== Problem ==
Below are some records; return each one exactly.

== Input material ==

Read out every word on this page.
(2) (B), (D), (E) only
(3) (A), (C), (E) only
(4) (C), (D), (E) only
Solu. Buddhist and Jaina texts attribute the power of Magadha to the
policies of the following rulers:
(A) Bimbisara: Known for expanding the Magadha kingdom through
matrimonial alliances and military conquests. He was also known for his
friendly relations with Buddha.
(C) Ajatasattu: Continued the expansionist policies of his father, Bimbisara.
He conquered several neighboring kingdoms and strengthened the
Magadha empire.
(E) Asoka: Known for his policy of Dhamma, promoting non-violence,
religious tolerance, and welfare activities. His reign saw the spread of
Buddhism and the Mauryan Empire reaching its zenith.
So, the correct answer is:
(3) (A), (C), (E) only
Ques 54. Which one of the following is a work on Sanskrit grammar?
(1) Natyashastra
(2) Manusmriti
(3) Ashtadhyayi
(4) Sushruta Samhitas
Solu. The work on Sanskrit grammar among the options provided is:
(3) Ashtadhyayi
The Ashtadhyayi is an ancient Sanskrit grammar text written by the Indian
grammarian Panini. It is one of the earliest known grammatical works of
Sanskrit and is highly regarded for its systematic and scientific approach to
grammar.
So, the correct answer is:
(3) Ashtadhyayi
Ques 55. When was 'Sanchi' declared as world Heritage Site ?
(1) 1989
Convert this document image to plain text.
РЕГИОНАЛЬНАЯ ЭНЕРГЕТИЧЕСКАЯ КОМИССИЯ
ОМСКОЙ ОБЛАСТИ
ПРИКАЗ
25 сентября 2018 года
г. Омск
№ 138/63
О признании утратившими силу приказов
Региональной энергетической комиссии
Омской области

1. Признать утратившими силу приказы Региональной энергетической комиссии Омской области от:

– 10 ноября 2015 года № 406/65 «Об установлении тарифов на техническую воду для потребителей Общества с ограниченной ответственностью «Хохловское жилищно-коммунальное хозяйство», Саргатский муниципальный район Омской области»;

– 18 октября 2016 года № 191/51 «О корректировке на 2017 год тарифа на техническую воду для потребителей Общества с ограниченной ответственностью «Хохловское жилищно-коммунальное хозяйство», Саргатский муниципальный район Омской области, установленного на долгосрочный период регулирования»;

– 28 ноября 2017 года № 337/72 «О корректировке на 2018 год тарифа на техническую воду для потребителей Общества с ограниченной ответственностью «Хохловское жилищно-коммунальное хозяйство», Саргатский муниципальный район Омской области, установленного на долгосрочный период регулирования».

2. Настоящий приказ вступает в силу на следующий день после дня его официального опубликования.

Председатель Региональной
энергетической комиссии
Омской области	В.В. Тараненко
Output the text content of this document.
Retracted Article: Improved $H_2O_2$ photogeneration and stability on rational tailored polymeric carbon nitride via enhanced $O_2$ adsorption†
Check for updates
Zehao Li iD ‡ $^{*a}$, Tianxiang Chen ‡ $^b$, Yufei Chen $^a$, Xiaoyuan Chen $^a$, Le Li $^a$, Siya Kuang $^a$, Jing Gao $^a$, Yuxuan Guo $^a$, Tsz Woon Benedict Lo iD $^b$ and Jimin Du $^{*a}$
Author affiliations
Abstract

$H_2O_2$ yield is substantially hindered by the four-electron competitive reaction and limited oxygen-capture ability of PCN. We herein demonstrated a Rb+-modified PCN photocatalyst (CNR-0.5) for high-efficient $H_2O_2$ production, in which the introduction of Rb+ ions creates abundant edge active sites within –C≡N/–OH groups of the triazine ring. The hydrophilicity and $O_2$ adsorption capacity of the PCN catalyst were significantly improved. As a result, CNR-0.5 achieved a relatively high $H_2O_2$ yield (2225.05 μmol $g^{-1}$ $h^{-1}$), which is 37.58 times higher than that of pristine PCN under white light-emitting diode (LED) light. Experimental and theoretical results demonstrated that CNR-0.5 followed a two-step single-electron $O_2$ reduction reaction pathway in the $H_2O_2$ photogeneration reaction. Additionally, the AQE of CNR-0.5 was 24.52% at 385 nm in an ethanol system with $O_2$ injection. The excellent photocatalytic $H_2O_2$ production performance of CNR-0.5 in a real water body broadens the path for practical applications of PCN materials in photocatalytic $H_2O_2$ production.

== Answer to this task ==
Read out every word on this page.
(2) (B), (D), (E) only
(3) (A), (C), (E) only
(4) (C), (D), (E) only
Solu. Buddhist and Jaina texts attribute the power of Magadha to the
policies of the following rulers:
(A) Bimbisara: Known for expanding the Magadha kingdom through
matrimonial alliances and military conquests. He was also known for his
friendly relations with Buddha.
(C) Ajatasattu: Continued the expansionist policies of his father, Bimbisara.
He conquered several neighboring kingdoms and strengthened the
Magadha empire.
(E) Asoka: Known for his policy of Dhamma, promoting non-violence,
religious tolerance, and welfare activities. His reign saw the spread of
Buddhism and the Mauryan Empire reaching its zenith.
So, the correct answer is:
(3) (A), (C), (E) only
Ques 54. Which one of the following is a work on Sanskrit grammar?
(1) Natyashastra
(2) Manusmriti
(3) Ashtadhyayi
(4) Sushruta Samhitas
Solu. The work on Sanskrit grammar among the options provided is:
(3) Ashtadhyayi
The Ashtadhyayi is an ancient Sanskrit grammar text written by the Indian
grammarian Panini. It is one of the earliest known grammatical works of
Sanskrit and is highly regarded for its systematic and scientific approach to
grammar.
So, the correct answer is:
(3) Ashtadhyayi
Ques 55. When was 'Sanchi' declared as world Heritage Site ?
(1) 1989
Convert this document image to plain text.
РЕГИОНАЛЬНАЯ ЭНЕРГЕТИЧЕСКАЯ КОМИССИЯ
ОМСКОЙ ОБЛАСТИ
ПРИКАЗ
25 сентября 2018 года
г. Омск
№ 138/63
О признании утратившими силу приказов
Региональной энергетической комиссии
Омской области

1. Признать утратившими силу приказы Региональной энергетической комиссии Омской области от:

– 10 ноября 2015 года № 406/65 «Об установлении тарифов на техническую воду для потребителей Общества с ограниченной ответственностью «Хохловское жилищно-коммунальное хозяйство», Саргатский муниципальный район Омской области»;

– 18 октября 2016 года № 191/51 «О корректировке на 2017 год тарифа на техническую воду для потребителей Общества с ограниченной ответственностью «Хохловское жилищно-коммунальное хозяйство», Саргатский муниципальный район Омской области, установленного на долгосрочный период регулирования»;

– 28 ноября 2017 года № 337/72 «О корректировке на 2018 год тарифа на техническую воду для потребителей Общества с ограниченной ответственностью «Хохловское жилищно-коммунальное хозяйство», Саргатский муниципальный район Омской области, установленного на долгосрочный период регулирования».

2. Настоящий приказ вступает в силу на следующий день после дня его официального опубликования.

Председатель Региональной
энергетической комиссии
Омской области	В.В. Тараненко
Output the text content of this document.
Retracted Article: Improved $H_2O_2$ photogeneration and stability on rational tailored polymeric carbon nitride via enhanced $O_2$ adsorption†
Check for updates
Zehao Li iD ‡ $^{*a}$, Tianxiang Chen ‡ $^b$, Yufei Chen $^a$, Xiaoyuan Chen $^a$, Le Li $^a$, Siya Kuang $^a$, Jing Gao $^a$, Yuxuan Guo $^a$, Tsz Woon Benedict Lo iD $^b$ and Jimin Du $^{*a}$
Author affiliations
Abstract

$H_2O_2$ yield is substantially hindered by the four-electron competitive reaction and limited oxygen-capture ability of PCN. We herein demonstrated a Rb+-modified PCN photocatalyst (CNR-0.5) for high-efficient $H_2O_2$ production, in which the introduction of Rb+ ions creates abundant edge active sites within –C≡N/–OH groups of the triazine ring. The hydrophilicity and $O_2$ adsorption capacity of the PCN catalyst were significantly improved. As a result, CNR-0.5 achieved a relatively high $H_2O_2$ yield (2225.05 μmol $g^{-1}$ $h^{-1}$), which is 37.58 times higher than that of pristine PCN under white light-emitting diode (LED) light. Experimental and theoretical results demonstrated that CNR-0.5 followed a two-step single-electron $O_2$ reduction reaction pathway in the $H_2O_2$ photogeneration reaction. Additionally, the AQE of CNR-0.5 was 24.52% at 385 nm in an ethanol system with $O_2$ injection. The excellent photocatalytic $H_2O_2$ production performance of CNR-0.5 in a real water body broadens the path for practical applications of PCN materials in photocatalytic $H_2O_2$ production.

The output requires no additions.